(Stored data)
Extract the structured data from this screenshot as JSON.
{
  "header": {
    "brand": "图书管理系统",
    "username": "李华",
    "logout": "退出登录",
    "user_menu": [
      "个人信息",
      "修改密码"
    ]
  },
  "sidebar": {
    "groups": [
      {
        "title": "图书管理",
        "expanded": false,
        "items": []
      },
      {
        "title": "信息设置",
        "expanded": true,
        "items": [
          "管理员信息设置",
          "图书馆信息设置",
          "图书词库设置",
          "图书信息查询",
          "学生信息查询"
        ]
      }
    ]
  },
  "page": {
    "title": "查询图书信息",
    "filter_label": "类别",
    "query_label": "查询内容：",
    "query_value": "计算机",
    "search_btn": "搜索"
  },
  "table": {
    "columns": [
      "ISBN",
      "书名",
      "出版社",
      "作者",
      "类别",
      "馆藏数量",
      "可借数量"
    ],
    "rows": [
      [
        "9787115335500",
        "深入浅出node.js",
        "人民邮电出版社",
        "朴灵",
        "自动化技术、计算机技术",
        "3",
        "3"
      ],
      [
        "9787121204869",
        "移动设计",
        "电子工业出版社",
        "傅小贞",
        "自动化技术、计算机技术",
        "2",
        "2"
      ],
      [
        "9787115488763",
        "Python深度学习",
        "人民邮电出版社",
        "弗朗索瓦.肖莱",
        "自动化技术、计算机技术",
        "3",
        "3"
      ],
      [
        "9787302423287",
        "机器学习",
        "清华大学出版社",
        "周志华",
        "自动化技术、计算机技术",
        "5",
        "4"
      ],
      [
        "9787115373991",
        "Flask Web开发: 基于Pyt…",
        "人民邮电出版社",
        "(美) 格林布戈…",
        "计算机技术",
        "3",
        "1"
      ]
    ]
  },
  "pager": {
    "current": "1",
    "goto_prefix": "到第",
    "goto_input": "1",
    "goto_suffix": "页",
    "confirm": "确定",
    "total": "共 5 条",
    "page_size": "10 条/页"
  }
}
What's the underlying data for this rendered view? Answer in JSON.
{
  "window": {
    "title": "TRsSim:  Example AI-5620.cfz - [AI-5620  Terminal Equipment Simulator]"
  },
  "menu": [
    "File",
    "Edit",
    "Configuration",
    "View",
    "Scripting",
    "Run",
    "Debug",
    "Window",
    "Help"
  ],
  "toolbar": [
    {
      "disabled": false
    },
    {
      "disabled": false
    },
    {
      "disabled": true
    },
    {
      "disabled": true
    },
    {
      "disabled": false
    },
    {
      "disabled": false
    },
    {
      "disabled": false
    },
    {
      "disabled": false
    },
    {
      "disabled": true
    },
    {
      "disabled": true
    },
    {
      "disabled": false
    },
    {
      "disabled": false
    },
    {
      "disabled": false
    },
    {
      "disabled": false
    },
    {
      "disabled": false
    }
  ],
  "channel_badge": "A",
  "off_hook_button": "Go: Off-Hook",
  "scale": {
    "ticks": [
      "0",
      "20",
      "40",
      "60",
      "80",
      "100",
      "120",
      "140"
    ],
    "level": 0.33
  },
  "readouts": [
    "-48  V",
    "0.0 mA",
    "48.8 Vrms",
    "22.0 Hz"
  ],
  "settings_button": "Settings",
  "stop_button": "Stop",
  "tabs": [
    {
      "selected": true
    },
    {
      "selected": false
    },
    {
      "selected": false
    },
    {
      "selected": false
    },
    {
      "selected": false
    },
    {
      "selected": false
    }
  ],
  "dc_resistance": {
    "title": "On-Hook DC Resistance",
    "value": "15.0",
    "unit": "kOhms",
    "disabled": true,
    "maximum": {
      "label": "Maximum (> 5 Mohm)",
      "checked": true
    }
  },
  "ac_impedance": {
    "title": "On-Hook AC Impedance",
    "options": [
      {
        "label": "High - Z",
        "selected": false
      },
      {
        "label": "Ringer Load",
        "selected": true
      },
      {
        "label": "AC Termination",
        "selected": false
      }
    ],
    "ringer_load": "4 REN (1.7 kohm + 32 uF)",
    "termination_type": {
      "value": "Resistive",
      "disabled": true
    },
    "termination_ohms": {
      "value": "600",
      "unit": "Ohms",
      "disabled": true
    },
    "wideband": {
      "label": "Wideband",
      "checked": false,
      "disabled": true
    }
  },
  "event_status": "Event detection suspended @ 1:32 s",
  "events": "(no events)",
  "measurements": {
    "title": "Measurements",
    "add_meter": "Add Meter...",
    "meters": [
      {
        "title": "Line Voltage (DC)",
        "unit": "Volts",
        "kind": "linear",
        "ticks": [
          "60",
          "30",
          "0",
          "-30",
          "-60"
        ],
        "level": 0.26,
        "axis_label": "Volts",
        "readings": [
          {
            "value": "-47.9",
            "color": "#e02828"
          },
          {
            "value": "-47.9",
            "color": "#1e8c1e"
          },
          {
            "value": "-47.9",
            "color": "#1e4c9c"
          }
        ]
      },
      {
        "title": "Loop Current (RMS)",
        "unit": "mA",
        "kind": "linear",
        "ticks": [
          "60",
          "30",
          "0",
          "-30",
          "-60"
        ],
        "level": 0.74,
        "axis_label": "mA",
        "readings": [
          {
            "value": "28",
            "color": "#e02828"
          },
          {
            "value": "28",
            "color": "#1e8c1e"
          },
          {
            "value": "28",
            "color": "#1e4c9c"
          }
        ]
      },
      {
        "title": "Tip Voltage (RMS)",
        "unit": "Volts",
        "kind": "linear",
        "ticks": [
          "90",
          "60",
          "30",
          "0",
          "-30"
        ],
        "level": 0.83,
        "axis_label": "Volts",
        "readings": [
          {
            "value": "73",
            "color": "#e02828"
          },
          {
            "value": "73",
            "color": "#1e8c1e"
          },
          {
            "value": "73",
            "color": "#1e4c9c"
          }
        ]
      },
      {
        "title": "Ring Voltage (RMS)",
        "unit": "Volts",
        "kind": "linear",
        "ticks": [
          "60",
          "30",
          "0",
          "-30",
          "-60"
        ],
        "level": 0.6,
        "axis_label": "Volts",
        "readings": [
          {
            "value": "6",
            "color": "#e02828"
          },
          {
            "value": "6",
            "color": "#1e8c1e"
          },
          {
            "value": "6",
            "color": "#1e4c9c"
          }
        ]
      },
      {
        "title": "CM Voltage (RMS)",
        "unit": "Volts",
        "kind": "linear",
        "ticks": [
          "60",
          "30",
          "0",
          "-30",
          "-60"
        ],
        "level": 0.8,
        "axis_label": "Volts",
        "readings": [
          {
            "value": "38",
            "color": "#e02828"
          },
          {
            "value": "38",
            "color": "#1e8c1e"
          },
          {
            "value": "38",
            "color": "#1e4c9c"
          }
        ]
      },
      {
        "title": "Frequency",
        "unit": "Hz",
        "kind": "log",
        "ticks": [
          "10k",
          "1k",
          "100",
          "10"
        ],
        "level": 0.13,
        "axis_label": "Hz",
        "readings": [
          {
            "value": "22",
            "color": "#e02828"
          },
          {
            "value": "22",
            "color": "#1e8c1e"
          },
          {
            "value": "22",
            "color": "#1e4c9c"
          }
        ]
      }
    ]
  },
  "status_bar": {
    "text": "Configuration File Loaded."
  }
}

To be done | Output the whole listing above again, word for word.

In response |
Extract the structured data from this screenshot as JSON.
{
  "header": {
    "brand": "图书管理系统",
    "username": "李华",
    "logout": "退出登录",
    "user_menu": [
      "个人信息",
      "修改密码"
    ]
  },
  "sidebar": {
    "groups": [
      {
        "title": "图书管理",
        "expanded": false,
        "items": []
      },
      {
        "title": "信息设置",
        "expanded": true,
        "items": [
          "管理员信息设置",
          "图书馆信息设置",
          "图书词库设置",
          "图书信息查询",
          "学生信息查询"
        ]
      }
    ]
  },
  "page": {
    "title": "查询图书信息",
    "filter_label": "类别",
    "query_label": "查询内容：",
    "query_value": "计算机",
    "search_btn": "搜索"
  },
  "table": {
    "columns": [
      "ISBN",
      "书名",
      "出版社",
      "作者",
      "类别",
      "馆藏数量",
      "可借数量"
    ],
    "rows": [
      [
        "9787115335500",
        "深入浅出node.js",
        "人民邮电出版社",
        "朴灵",
        "自动化技术、计算机技术",
        "3",
        "3"
      ],
      [
        "9787121204869",
        "移动设计",
        "电子工业出版社",
        "傅小贞",
        "自动化技术、计算机技术",
        "2",
        "2"
      ],
      [
        "9787115488763",
        "Python深度学习",
        "人民邮电出版社",
        "弗朗索瓦.肖莱",
        "自动化技术、计算机技术",
        "3",
        "3"
      ],
      [
        "9787302423287",
        "机器学习",
        "清华大学出版社",
        "周志华",
        "自动化技术、计算机技术",
        "5",
        "4"
      ],
      [
        "9787115373991",
        "Flask Web开发: 基于Pyt…",
        "人民邮电出版社",
        "(美) 格林布戈…",
        "计算机技术",
        "3",
        "1"
      ]
    ]
  },
  "pager": {
    "current": "1",
    "goto_prefix": "到第",
    "goto_input": "1",
    "goto_suffix": "页",
    "confirm": "确定",
    "total": "共 5 条",
    "page_size": "10 条/页"
  }
}
What's the underlying data for this rendered view? Answer in JSON.
{
  "window": {
    "title": "TRsSim:  Example AI-5620.cfz - [AI-5620  Terminal Equipment Simulator]"
  },
  "menu": [
    "File",
    "Edit",
    "Configuration",
    "View",
    "Scripting",
    "Run",
    "Debug",
    "Window",
    "Help"
  ],
  "toolbar": [
    {
      "disabled": false
    },
    {
      "disabled": false
    },
    {
      "disabled": true
    },
    {
      "disabled": true
    },
    {
      "disabled": false
    },
    {
      "disabled": false
    },
    {
      "disabled": false
    },
    {
      "disabled": false
    },
    {
      "disabled": true
    },
    {
      "disabled": true
    },
    {
      "disabled": false
    },
    {
      "disabled": false
    },
    {
      "disabled": false
    },
    {
      "disabled": false
    },
    {
      "disabled": false
    }
  ],
  "channel_badge": "A",
  "off_hook_button": "Go: Off-Hook",
  "scale": {
    "ticks": [
      "0",
      "20",
      "40",
      "60",
      "80",
      "100",
      "120",
      "140"
    ],
    "level": 0.33
  },
  "readouts": [
    "-48  V",
    "0.0 mA",
    "48.8 Vrms",
    "22.0 Hz"
  ],
  "settings_button": "Settings",
  "stop_button": "Stop",
  "tabs": [
    {
      "selected": true
    },
    {
      "selected": false
    },
    {
      "selected": false
    },
    {
      "selected": false
    },
    {
      "selected": false
    },
    {
      "selected": false
    }
  ],
  "dc_resistance": {
    "title": "On-Hook DC Resistance",
    "value": "15.0",
    "unit": "kOhms",
    "disabled": true,
    "maximum": {
      "label": "Maximum (> 5 Mohm)",
      "checked": true
    }
  },
  "ac_impedance": {
    "title": "On-Hook AC Impedance",
    "options": [
      {
        "label": "High - Z",
        "selected": false
      },
      {
        "label": "Ringer Load",
        "selected": true
      },
      {
        "label": "AC Termination",
        "selected": false
      }
    ],
    "ringer_load": "4 REN (1.7 kohm + 32 uF)",
    "termination_type": {
      "value": "Resistive",
      "disabled": true
    },
    "termination_ohms": {
      "value": "600",
      "unit": "Ohms",
      "disabled": true
    },
    "wideband": {
      "label": "Wideband",
      "checked": false,
      "disabled": true
    }
  },
  "event_status": "Event detection suspended @ 1:32 s",
  "events": "(no events)",
  "measurements": {
    "title": "Measurements",
    "add_meter": "Add Meter...",
    "meters": [
      {
        "title": "Line Voltage (DC)",
        "unit": "Volts",
        "kind": "linear",
        "ticks": [
          "60",
          "30",
          "0",
          "-30",
          "-60"
        ],
        "level": 0.26,
        "axis_label": "Volts",
        "readings": [
          {
            "value": "-47.9",
            "color": "#e02828"
          },
          {
            "value": "-47.9",
            "color": "#1e8c1e"
          },
          {
            "value": "-47.9",
            "color": "#1e4c9c"
          }
        ]
      },
      {
        "title": "Loop Current (RMS)",
        "unit": "mA",
        "kind": "linear",
        "ticks": [
          "60",
          "30",
          "0",
          "-30",
          "-60"
        ],
        "level": 0.74,
        "axis_label": "mA",
        "readings": [
          {
            "value": "28",
            "color": "#e02828"
          },
          {
            "value": "28",
            "color": "#1e8c1e"
          },
          {
            "value": "28",
            "color": "#1e4c9c"
          }
        ]
      },
      {
        "title": "Tip Voltage (RMS)",
        "unit": "Volts",
        "kind": "linear",
        "ticks": [
          "90",
          "60",
          "30",
          "0",
          "-30"
        ],
        "level": 0.83,
        "axis_label": "Volts",
        "readings": [
          {
            "value": "73",
            "color": "#e02828"
          },
          {
            "value": "73",
            "color": "#1e8c1e"
          },
          {
            "value": "73",
            "color": "#1e4c9c"
          }
        ]
      },
      {
        "title": "Ring Voltage (RMS)",
        "unit": "Volts",
        "kind": "linear",
        "ticks": [
          "60",
          "30",
          "0",
          "-30",
          "-60"
        ],
        "level": 0.6,
        "axis_label": "Volts",
        "readings": [
          {
            "value": "6",
            "color": "#e02828"
          },
          {
            "value": "6",
            "color": "#1e8c1e"
          },
          {
            "value": "6",
            "color": "#1e4c9c"
          }
        ]
      },
      {
        "title": "CM Voltage (RMS)",
        "unit": "Volts",
        "kind": "linear",
        "ticks": [
          "60",
          "30",
          "0",
          "-30",
          "-60"
        ],
        "level": 0.8,
        "axis_label": "Volts",
        "readings": [
          {
            "value": "38",
            "color": "#e02828"
          },
          {
            "value": "38",
            "color": "#1e8c1e"
          },
          {
            "value": "38",
            "color": "#1e4c9c"
          }
        ]
      },
      {
        "title": "Frequency",
        "unit": "Hz",
        "kind": "log",
        "ticks": [
          "10k",
          "1k",
          "100",
          "10"
        ],
        "level": 0.13,
        "axis_label": "Hz",
        "readings": [
          {
            "value": "22",
            "color": "#e02828"
          },
          {
            "value": "22",
            "color": "#1e8c1e"
          },
          {
            "value": "22",
            "color": "#1e4c9c"
          }
        ]
      }
    ]
  },
  "status_bar": {
    "text": "Configuration File Loaded."
  }
}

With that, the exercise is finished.